*Problem to work on:*
Word for word, restate every line of the material.

Extracts from a graphics dataset:
"""
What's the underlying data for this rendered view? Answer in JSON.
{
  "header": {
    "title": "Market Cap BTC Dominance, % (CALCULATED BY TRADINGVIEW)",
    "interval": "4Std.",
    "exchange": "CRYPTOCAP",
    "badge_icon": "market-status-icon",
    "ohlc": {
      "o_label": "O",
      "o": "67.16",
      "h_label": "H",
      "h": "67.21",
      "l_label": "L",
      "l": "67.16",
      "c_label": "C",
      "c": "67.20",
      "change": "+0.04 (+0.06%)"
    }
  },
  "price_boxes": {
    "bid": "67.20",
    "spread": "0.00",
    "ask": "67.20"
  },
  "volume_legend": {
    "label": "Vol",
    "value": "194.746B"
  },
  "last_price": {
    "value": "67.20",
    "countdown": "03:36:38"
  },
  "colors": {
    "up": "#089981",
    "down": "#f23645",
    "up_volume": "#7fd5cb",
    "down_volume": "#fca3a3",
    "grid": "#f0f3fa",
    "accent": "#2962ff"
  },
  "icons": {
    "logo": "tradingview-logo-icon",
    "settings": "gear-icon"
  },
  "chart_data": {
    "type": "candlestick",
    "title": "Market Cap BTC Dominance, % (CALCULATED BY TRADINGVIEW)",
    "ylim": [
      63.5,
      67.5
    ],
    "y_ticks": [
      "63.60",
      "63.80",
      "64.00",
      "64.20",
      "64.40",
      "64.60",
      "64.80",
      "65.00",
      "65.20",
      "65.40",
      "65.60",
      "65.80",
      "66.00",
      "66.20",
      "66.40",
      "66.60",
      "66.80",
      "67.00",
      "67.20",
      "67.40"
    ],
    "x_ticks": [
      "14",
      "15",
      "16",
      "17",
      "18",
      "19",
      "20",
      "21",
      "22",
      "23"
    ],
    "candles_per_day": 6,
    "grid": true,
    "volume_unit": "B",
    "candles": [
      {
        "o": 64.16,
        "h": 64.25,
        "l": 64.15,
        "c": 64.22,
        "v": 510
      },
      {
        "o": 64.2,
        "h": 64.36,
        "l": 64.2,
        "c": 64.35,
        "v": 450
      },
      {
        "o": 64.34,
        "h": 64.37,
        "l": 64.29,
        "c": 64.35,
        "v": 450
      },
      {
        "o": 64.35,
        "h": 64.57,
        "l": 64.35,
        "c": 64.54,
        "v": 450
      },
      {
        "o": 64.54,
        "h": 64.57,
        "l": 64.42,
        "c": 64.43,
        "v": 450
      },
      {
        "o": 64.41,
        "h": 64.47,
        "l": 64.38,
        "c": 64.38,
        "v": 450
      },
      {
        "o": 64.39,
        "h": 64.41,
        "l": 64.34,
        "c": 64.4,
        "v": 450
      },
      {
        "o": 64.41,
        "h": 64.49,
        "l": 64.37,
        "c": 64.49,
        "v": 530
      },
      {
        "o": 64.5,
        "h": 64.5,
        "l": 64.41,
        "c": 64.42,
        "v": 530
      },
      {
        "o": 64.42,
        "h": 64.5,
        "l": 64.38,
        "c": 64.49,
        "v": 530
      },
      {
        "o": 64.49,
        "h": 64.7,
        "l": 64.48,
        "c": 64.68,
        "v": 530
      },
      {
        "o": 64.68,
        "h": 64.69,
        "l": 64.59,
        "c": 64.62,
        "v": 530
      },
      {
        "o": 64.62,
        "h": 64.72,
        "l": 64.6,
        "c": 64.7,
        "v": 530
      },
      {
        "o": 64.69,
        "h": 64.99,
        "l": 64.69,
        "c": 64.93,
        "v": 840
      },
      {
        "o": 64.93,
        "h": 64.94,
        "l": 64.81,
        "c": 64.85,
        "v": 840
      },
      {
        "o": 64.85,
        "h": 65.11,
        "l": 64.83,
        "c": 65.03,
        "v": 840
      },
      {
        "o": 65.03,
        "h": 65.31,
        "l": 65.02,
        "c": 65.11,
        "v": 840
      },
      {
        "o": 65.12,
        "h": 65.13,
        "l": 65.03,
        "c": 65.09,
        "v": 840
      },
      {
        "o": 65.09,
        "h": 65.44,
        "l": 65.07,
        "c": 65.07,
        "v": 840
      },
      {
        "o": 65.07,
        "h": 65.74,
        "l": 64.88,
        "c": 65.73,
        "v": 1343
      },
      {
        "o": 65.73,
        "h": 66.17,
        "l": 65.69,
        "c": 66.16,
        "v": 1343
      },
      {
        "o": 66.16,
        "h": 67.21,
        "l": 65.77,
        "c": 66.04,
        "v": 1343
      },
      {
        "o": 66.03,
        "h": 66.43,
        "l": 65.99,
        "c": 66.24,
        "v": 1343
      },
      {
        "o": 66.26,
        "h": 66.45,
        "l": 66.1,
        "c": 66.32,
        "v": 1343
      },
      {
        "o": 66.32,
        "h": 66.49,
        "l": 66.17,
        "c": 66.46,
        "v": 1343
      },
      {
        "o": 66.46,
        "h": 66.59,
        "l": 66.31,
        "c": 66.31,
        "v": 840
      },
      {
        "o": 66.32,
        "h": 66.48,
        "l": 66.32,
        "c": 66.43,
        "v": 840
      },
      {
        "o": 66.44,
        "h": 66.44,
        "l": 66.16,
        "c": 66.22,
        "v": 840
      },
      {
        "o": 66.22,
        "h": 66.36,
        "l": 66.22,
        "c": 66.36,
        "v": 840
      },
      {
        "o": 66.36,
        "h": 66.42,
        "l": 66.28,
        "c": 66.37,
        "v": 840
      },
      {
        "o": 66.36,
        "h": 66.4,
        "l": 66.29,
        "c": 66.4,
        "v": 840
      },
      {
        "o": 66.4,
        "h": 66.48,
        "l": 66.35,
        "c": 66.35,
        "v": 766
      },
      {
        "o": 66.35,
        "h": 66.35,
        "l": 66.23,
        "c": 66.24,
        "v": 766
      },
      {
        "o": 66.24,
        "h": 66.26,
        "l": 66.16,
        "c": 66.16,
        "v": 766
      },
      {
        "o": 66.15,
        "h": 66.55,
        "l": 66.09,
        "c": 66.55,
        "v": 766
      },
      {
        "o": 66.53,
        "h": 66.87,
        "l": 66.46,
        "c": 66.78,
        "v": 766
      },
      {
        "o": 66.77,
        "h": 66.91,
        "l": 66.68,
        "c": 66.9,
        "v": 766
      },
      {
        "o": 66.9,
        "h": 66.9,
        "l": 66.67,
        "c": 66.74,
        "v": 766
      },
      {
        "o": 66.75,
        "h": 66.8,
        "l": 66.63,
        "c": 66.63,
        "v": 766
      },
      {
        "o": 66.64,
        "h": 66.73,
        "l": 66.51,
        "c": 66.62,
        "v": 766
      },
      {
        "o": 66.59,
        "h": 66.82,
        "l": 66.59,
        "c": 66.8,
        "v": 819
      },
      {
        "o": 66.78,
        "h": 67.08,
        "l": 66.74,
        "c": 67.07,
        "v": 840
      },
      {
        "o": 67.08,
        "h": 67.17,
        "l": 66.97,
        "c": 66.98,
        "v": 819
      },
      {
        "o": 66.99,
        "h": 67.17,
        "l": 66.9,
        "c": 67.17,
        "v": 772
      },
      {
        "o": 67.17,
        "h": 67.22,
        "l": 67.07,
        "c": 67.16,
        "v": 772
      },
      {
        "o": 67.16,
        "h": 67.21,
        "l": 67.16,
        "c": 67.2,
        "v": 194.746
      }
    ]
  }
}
"""
*Task response:*
What's the underlying data for this rendered view? Answer in JSON.
{
  "header": {
    "title": "Market Cap BTC Dominance, % (CALCULATED BY TRADINGVIEW)",
    "interval": "4Std.",
    "exchange": "CRYPTOCAP",
    "badge_icon": "market-status-icon",
    "ohlc": {
      "o_label": "O",
      "o": "67.16",
      "h_label": "H",
      "h": "67.21",
      "l_label": "L",
      "l": "67.16",
      "c_label": "C",
      "c": "67.20",
      "change": "+0.04 (+0.06%)"
    }
  },
  "price_boxes": {
    "bid": "67.20",
    "spread": "0.00",
    "ask": "67.20"
  },
  "volume_legend": {
    "label": "Vol",
    "value": "194.746B"
  },
  "last_price": {
    "value": "67.20",
    "countdown": "03:36:38"
  },
  "colors": {
    "up": "#089981",
    "down": "#f23645",
    "up_volume": "#7fd5cb",
    "down_volume": "#fca3a3",
    "grid": "#f0f3fa",
    "accent": "#2962ff"
  },
  "icons": {
    "logo": "tradingview-logo-icon",
    "settings": "gear-icon"
  },
  "chart_data": {
    "type": "candlestick",
    "title": "Market Cap BTC Dominance, % (CALCULATED BY TRADINGVIEW)",
    "ylim": [
      63.5,
      67.5
    ],
    "y_ticks": [
      "63.60",
      "63.80",
      "64.00",
      "64.20",
      "64.40",
      "64.60",
      "64.80",
      "65.00",
      "65.20",
      "65.40",
      "65.60",
      "65.80",
      "66.00",
      "66.20",
      "66.40",
      "66.60",
      "66.80",
      "67.00",
      "67.20",
      "67.40"
    ],
    "x_ticks": [
      "14",
      "15",
      "16",
      "17",
      "18",
      "19",
      "20",
      "21",
      "22",
      "23"
    ],
    "candles_per_day": 6,
    "grid": true,
    "volume_unit": "B",
    "candles": [
      {
        "o": 64.16,
        "h": 64.25,
        "l": 64.15,
        "c": 64.22,
        "v": 510
      },
      {
        "o": 64.2,
        "h": 64.36,
        "l": 64.2,
        "c": 64.35,
        "v": 450
      },
      {
        "o": 64.34,
        "h": 64.37,
        "l": 64.29,
        "c": 64.35,
        "v": 450
      },
      {
        "o": 64.35,
        "h": 64.57,
        "l": 64.35,
        "c": 64.54,
        "v": 450
      },
      {
        "o": 64.54,
        "h": 64.57,
        "l": 64.42,
        "c": 64.43,
        "v": 450
      },
      {
        "o": 64.41,
        "h": 64.47,
        "l": 64.38,
        "c": 64.38,
        "v": 450
      },
      {
        "o": 64.39,
        "h": 64.41,
        "l": 64.34,
        "c": 64.4,
        "v": 450
      },
      {
        "o": 64.41,
        "h": 64.49,
        "l": 64.37,
        "c": 64.49,
        "v": 530
      },
      {
        "o": 64.5,
        "h": 64.5,
        "l": 64.41,
        "c": 64.42,
        "v": 530
      },
      {
        "o": 64.42,
        "h": 64.5,
        "l": 64.38,
        "c": 64.49,
        "v": 530
      },
      {
        "o": 64.49,
        "h": 64.7,
        "l": 64.48,
        "c": 64.68,
        "v": 530
      },
      {
        "o": 64.68,
        "h": 64.69,
        "l": 64.59,
        "c": 64.62,
        "v": 530
      },
      {
        "o": 64.62,
        "h": 64.72,
        "l": 64.6,
        "c": 64.7,
        "v": 530
      },
      {
        "o": 64.69,
        "h": 64.99,
        "l": 64.69,
        "c": 64.93,
        "v": 840
      },
      {
        "o": 64.93,
        "h": 64.94,
        "l": 64.81,
        "c": 64.85,
        "v": 840
      },
      {
        "o": 64.85,
        "h": 65.11,
        "l": 64.83,
        "c": 65.03,
        "v": 840
      },
      {
        "o": 65.03,
        "h": 65.31,
        "l": 65.02,
        "c": 65.11,
        "v": 840
      },
      {
        "o": 65.12,
        "h": 65.13,
        "l": 65.03,
        "c": 65.09,
        "v": 840
      },
      {
        "o": 65.09,
        "h": 65.44,
        "l": 65.07,
        "c": 65.07,
        "v": 840
      },
      {
        "o": 65.07,
        "h": 65.74,
        "l": 64.88,
        "c": 65.73,
        "v": 1343
      },
      {
        "o": 65.73,
        "h": 66.17,
        "l": 65.69,
        "c": 66.16,
        "v": 1343
      },
      {
        "o": 66.16,
        "h": 67.21,
        "l": 65.77,
        "c": 66.04,
        "v": 1343
      },
      {
        "o": 66.03,
        "h": 66.43,
        "l": 65.99,
        "c": 66.24,
        "v": 1343
      },
      {
        "o": 66.26,
        "h": 66.45,
        "l": 66.1,
        "c": 66.32,
        "v": 1343
      },
      {
        "o": 66.32,
        "h": 66.49,
        "l": 66.17,
        "c": 66.46,
        "v": 1343
      },
      {
        "o": 66.46,
        "h": 66.59,
        "l": 66.31,
        "c": 66.31,
        "v": 840
      },
      {
        "o": 66.32,
        "h": 66.48,
        "l": 66.32,
        "c": 66.43,
        "v": 840
      },
      {
        "o": 66.44,
        "h": 66.44,
        "l": 66.16,
        "c": 66.22,
        "v": 840
      },
      {
        "o": 66.22,
        "h": 66.36,
        "l": 66.22,
        "c": 66.36,
        "v": 840
      },
      {
        "o": 66.36,
        "h": 66.42,
        "l": 66.28,
        "c": 66.37,
        "v": 840
      },
      {
        "o": 66.36,
        "h": 66.4,
        "l": 66.29,
        "c": 66.4,
        "v": 840
      },
      {
        "o": 66.4,
        "h": 66.48,
        "l": 66.35,
        "c": 66.35,
        "v": 766
      },
      {
        "o": 66.35,
        "h": 66.35,
        "l": 66.23,
        "c": 66.24,
        "v": 766
      },
      {
        "o": 66.24,
        "h": 66.26,
        "l": 66.16,
        "c": 66.16,
        "v": 766
      },
      {
        "o": 66.15,
        "h": 66.55,
        "l": 66.09,
        "c": 66.55,
        "v": 766
      },
      {
        "o": 66.53,
        "h": 66.87,
        "l": 66.46,
        "c": 66.78,
        "v": 766
      },
      {
        "o": 66.77,
        "h": 66.91,
        "l": 66.68,
        "c": 66.9,
        "v": 766
      },
      {
        "o": 66.9,
        "h": 66.9,
        "l": 66.67,
        "c": 66.74,
        "v": 766
      },
      {
        "o": 66.75,
        "h": 66.8,
        "l": 66.63,
        "c": 66.63,
        "v": 766
      },
      {
        "o": 66.64,
        "h": 66.73,
        "l": 66.51,
        "c": 66.62,
        "v": 766
      },
      {
        "o": 66.59,
        "h": 66.82,
        "l": 66.59,
        "c": 66.8,
        "v": 819
      },
      {
        "o": 66.78,
        "h": 67.08,
        "l": 66.74,
        "c": 67.07,
        "v": 840
      },
      {
        "o": 67.08,
        "h": 67.17,
        "l": 66.97,
        "c": 66.98,
        "v": 819
      },
      {
        "o": 66.99,
        "h": 67.17,
        "l": 66.9,
        "c": 67.17,
        "v": 772
      },
      {
        "o": 67.17,
        "h": 67.22,
        "l": 67.07,
        "c": 67.16,
        "v": 772
      },
      {
        "o": 67.16,
        "h": 67.21,
        "l": 67.16,
        "c": 67.2,
        "v": 194.746
      }
    ]
  }
}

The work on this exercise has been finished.